▶ **Required work**:
Below is some material; transcribe all of it exactly.
--- begin The data ---
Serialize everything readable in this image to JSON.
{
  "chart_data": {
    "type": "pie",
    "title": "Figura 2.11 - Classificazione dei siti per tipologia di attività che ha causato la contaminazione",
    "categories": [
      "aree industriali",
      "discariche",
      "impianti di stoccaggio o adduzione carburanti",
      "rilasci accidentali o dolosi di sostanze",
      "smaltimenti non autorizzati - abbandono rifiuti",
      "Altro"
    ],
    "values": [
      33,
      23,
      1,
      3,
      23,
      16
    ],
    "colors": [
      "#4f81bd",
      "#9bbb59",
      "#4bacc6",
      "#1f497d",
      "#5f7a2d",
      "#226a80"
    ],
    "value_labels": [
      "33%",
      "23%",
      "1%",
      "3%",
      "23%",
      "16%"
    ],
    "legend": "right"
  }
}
--- end The data ---
▶ **Output**:
Serialize everything readable in this image to JSON.
{
  "chart_data": {
    "type": "pie",
    "title": "Figura 2.11 - Classificazione dei siti per tipologia di attività che ha causato la contaminazione",
    "categories": [
      "aree industriali",
      "discariche",
      "impianti di stoccaggio o adduzione carburanti",
      "rilasci accidentali o dolosi di sostanze",
      "smaltimenti non autorizzati - abbandono rifiuti",
      "Altro"
    ],
    "values": [
      33,
      23,
      1,
      3,
      23,
      16
    ],
    "colors": [
      "#4f81bd",
      "#9bbb59",
      "#4bacc6",
      "#1f497d",
      "#5f7a2d",
      "#226a80"
    ],
    "value_labels": [
      "33%",
      "23%",
      "1%",
      "3%",
      "23%",
      "16%"
    ],
    "legend": "right"
  }
}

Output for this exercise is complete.